» **What to work on**:
Go through the lines below. Copy those with "unipune".

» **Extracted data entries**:
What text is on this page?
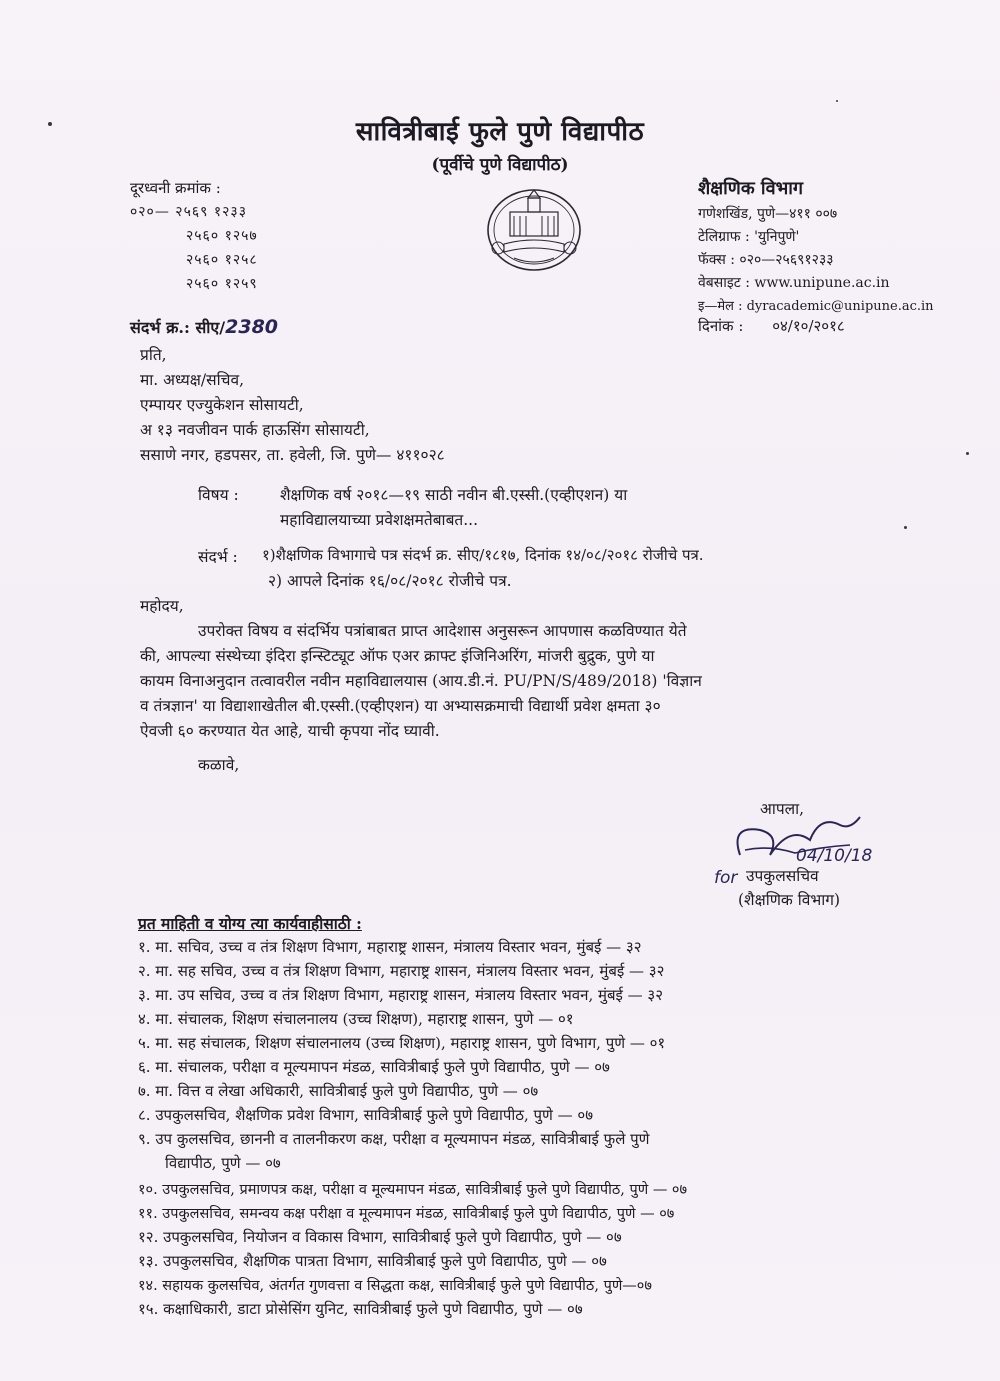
सावित्रीबाई फुले पुणे विद्यापीठ
(पूर्वीचे पुणे विद्यापीठ)
दूरध्वनी क्रमांक :
०२०— २५६९ १२३३
२५६० १२५७
२५६० १२५८
२५६० १२५९
शैक्षणिक विभाग
गणेशखिंड, पुणे—४११ ००७
टेलिग्राफ : 'युनिपुणे'
फॅक्स : ०२०—२५६९१२३३
वेबसाइट : www.unipune.ac.in
इ—मेल : dyracademic@unipune.ac.in
संदर्भ क्र.: सीए/2380	दिनांक : ०४/१०/२०१८
प्रति,
मा. अध्यक्ष/सचिव,
एम्पायर एज्युकेशन सोसायटी,
अ १३ नवजीवन पार्क हाऊसिंग सोसायटी,
ससाणे नगर, हडपसर, ता. हवेली, जि. पुणे— ४११०२८
विषय :	शैक्षणिक वर्ष २०१८—१९ साठी नवीन बी.एस्सी.(एव्हीएशन) या
महाविद्यालयाच्या प्रवेशक्षमतेबाबत...
संदर्भ : १)शैक्षणिक विभागाचे पत्र संदर्भ क्र. सीए/१८१७, दिनांक १४/०८/२०१८ रोजीचे पत्र.
२) आपले दिनांक १६/०८/२०१८ रोजीचे पत्र.
महोदय,
उपरोक्त विषय व संदर्भिय पत्रांबाबत प्राप्त आदेशास अनुसरून आपणास कळविण्यात येते
की, आपल्या संस्थेच्या इंदिरा इन्स्टिट्यूट ऑफ एअर क्राफ्ट इंजिनिअरिंग, मांजरी बुद्रुक, पुणे या
कायम विनाअनुदान तत्वावरील नवीन महाविद्यालयास (आय.डी.नं. PU/PN/S/489/2018) 'विज्ञान
व तंत्रज्ञान' या विद्याशाखेतील बी.एस्सी.(एव्हीएशन) या अभ्यासक्रमाची विद्यार्थी प्रवेश क्षमता ३०
ऐवजी ६० करण्यात येत आहे, याची कृपया नोंद घ्यावी.
कळावे,
आपला,
04/10/18
for उपकुलसचिव
(शैक्षणिक विभाग)
प्रत माहिती व योग्य त्या कार्यवाहीसाठी :
१. मा. सचिव, उच्च व तंत्र शिक्षण विभाग, महाराष्ट्र शासन, मंत्रालय विस्तार भवन, मुंबई — ३२
२. मा. सह सचिव, उच्च व तंत्र शिक्षण विभाग, महाराष्ट्र शासन, मंत्रालय विस्तार भवन, मुंबई — ३२
३. मा. उप सचिव, उच्च व तंत्र शिक्षण विभाग, महाराष्ट्र शासन, मंत्रालय विस्तार भवन, मुंबई — ३२
४. मा. संचालक, शिक्षण संचालनालय (उच्च शिक्षण), महाराष्ट्र शासन, पुणे — ०१
५. मा. सह संचालक, शिक्षण संचालनालय (उच्च शिक्षण), महाराष्ट्र शासन, पुणे विभाग, पुणे — ०१
६. मा. संचालक, परीक्षा व मूल्यमापन मंडळ, सावित्रीबाई फुले पुणे विद्यापीठ, पुणे — ०७
७. मा. वित्त व लेखा अधिकारी, सावित्रीबाई फुले पुणे विद्यापीठ, पुणे — ०७
८. उपकुलसचिव, शैक्षणिक प्रवेश विभाग, सावित्रीबाई फुले पुणे विद्यापीठ, पुणे — ०७
९. उप कुलसचिव, छाननी व तालनीकरण कक्ष, परीक्षा व मूल्यमापन मंडळ, सावित्रीबाई फुले पुणे
विद्यापीठ, पुणे — ०७
१०. उपकुलसचिव, प्रमाणपत्र कक्ष, परीक्षा व मूल्यमापन मंडळ, सावित्रीबाई फुले पुणे विद्यापीठ, पुणे — ०७
११. उपकुलसचिव, समन्वय कक्ष परीक्षा व मूल्यमापन मंडळ, सावित्रीबाई फुले पुणे विद्यापीठ, पुणे — ०७
१२. उपकुलसचिव, नियोजन व विकास विभाग, सावित्रीबाई फुले पुणे विद्यापीठ, पुणे — ०७
१३. उपकुलसचिव, शैक्षणिक पात्रता विभाग, सावित्रीबाई फुले पुणे विद्यापीठ, पुणे — ०७
१४. सहायक कुलसचिव, अंतर्गत गुणवत्ता व सिद्धता कक्ष, सावित्रीबाई फुले पुणे विद्यापीठ, पुणे—०७
१५. कक्षाधिकारी, डाटा प्रोसेसिंग युनिट, सावित्रीबाई फुले पुणे विद्यापीठ, पुणे — ०७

» **Correct answer**:
वेबसाइट : www.unipune.ac.in
इ—मेल : dyracademic@unipune.ac.in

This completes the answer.